Exercise task
Copy all lines of the listing that include the string "name".

Excerpt from a dataset
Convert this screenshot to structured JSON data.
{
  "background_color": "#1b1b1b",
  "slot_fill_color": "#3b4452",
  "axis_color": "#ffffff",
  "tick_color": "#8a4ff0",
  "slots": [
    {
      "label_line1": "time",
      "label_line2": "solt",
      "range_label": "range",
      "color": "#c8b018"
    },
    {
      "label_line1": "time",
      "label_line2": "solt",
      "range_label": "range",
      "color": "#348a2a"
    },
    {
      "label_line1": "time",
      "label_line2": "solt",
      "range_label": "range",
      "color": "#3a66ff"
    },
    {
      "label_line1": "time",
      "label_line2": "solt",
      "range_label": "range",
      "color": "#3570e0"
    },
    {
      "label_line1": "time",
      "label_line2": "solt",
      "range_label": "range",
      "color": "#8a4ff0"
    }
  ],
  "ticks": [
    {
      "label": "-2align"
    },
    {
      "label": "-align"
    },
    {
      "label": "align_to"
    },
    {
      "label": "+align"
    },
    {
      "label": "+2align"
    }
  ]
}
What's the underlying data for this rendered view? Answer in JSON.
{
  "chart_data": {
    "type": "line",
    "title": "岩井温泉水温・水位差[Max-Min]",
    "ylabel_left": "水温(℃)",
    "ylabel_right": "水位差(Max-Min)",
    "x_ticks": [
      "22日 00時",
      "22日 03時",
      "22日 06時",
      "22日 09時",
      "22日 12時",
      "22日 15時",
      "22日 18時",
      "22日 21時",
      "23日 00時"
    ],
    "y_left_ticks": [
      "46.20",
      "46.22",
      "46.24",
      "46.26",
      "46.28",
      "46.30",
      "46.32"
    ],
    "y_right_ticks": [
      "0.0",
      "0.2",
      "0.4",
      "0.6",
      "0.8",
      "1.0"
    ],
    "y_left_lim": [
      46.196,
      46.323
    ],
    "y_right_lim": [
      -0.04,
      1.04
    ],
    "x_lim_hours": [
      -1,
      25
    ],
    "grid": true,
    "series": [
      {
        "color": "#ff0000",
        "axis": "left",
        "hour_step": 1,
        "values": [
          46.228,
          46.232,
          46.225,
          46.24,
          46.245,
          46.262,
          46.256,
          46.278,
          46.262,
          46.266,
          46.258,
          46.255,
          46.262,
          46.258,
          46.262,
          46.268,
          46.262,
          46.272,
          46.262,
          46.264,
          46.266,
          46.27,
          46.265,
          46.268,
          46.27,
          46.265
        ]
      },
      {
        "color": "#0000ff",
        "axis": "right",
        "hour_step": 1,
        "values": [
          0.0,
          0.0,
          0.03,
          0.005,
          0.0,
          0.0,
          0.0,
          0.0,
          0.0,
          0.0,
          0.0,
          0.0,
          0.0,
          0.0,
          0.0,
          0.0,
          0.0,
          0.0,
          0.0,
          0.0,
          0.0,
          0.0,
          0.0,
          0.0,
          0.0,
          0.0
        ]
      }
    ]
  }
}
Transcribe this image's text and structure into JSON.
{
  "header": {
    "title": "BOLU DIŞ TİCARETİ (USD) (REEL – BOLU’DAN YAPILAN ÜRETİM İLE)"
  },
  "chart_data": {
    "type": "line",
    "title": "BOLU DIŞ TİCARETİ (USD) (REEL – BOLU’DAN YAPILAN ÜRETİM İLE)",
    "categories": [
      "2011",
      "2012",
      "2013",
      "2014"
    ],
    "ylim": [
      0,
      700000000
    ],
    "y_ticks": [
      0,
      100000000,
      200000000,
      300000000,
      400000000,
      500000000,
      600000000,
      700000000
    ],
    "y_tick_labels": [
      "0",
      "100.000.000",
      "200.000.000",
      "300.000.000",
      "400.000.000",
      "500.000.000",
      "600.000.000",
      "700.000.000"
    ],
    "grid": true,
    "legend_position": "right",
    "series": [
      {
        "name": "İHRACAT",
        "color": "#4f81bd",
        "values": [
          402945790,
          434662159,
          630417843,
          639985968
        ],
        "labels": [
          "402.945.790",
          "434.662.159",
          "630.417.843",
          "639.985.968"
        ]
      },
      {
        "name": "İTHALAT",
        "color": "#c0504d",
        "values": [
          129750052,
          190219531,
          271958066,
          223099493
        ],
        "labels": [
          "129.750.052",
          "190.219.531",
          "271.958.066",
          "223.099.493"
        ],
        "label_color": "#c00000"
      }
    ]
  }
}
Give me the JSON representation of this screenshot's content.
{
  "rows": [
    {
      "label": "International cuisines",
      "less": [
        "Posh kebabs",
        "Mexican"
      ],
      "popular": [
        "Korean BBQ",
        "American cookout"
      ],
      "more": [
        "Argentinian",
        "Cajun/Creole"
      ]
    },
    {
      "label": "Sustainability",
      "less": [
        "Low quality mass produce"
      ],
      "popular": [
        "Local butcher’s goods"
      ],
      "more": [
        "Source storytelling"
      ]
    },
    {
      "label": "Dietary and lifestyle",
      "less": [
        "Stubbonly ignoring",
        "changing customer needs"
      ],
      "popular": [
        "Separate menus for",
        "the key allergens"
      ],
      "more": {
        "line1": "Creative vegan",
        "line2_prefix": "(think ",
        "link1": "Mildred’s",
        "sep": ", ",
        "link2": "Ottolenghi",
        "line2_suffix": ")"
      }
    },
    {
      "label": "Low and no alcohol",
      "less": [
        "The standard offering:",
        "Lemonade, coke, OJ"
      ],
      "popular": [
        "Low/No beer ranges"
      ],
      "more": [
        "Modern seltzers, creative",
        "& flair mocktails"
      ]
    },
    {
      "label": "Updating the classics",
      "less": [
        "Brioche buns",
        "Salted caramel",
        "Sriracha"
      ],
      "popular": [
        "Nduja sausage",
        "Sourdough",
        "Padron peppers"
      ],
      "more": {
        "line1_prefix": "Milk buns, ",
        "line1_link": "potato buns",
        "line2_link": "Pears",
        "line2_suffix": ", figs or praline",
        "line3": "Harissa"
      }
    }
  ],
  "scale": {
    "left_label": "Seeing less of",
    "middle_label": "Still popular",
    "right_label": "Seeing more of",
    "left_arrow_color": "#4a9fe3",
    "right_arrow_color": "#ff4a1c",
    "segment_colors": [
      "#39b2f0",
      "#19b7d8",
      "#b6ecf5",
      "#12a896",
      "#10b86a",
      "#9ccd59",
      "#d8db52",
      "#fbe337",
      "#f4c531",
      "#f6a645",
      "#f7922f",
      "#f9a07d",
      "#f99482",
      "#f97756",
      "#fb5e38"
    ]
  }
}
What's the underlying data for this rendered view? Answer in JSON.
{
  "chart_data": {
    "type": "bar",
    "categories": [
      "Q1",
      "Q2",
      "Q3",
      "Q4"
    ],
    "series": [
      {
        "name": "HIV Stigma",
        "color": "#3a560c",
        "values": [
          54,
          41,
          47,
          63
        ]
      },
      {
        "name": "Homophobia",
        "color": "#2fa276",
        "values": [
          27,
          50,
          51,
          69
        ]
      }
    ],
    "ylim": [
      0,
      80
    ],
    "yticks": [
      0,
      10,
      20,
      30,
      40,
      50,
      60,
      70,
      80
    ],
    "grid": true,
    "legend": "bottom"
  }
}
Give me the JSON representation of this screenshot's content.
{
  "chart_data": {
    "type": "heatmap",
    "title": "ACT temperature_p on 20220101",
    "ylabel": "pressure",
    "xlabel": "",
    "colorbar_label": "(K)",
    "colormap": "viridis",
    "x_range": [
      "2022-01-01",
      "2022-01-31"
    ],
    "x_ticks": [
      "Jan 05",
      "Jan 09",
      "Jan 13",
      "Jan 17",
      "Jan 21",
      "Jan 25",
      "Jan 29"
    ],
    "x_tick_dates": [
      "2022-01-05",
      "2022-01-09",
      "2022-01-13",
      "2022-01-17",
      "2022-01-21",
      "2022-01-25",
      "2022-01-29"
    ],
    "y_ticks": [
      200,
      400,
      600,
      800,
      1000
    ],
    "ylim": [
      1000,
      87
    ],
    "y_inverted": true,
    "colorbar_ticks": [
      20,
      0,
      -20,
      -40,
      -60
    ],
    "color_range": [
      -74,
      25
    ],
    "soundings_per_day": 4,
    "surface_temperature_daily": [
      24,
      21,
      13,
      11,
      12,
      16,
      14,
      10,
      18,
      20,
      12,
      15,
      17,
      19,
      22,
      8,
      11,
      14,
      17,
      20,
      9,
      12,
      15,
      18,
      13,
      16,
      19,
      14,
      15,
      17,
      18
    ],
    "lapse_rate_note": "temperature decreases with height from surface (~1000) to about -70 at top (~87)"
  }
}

Output of the exercise
        "name": "İHRACAT",
        "name": "İTHALAT",
        "name": "HIV Stigma",
        "name": "Homophobia",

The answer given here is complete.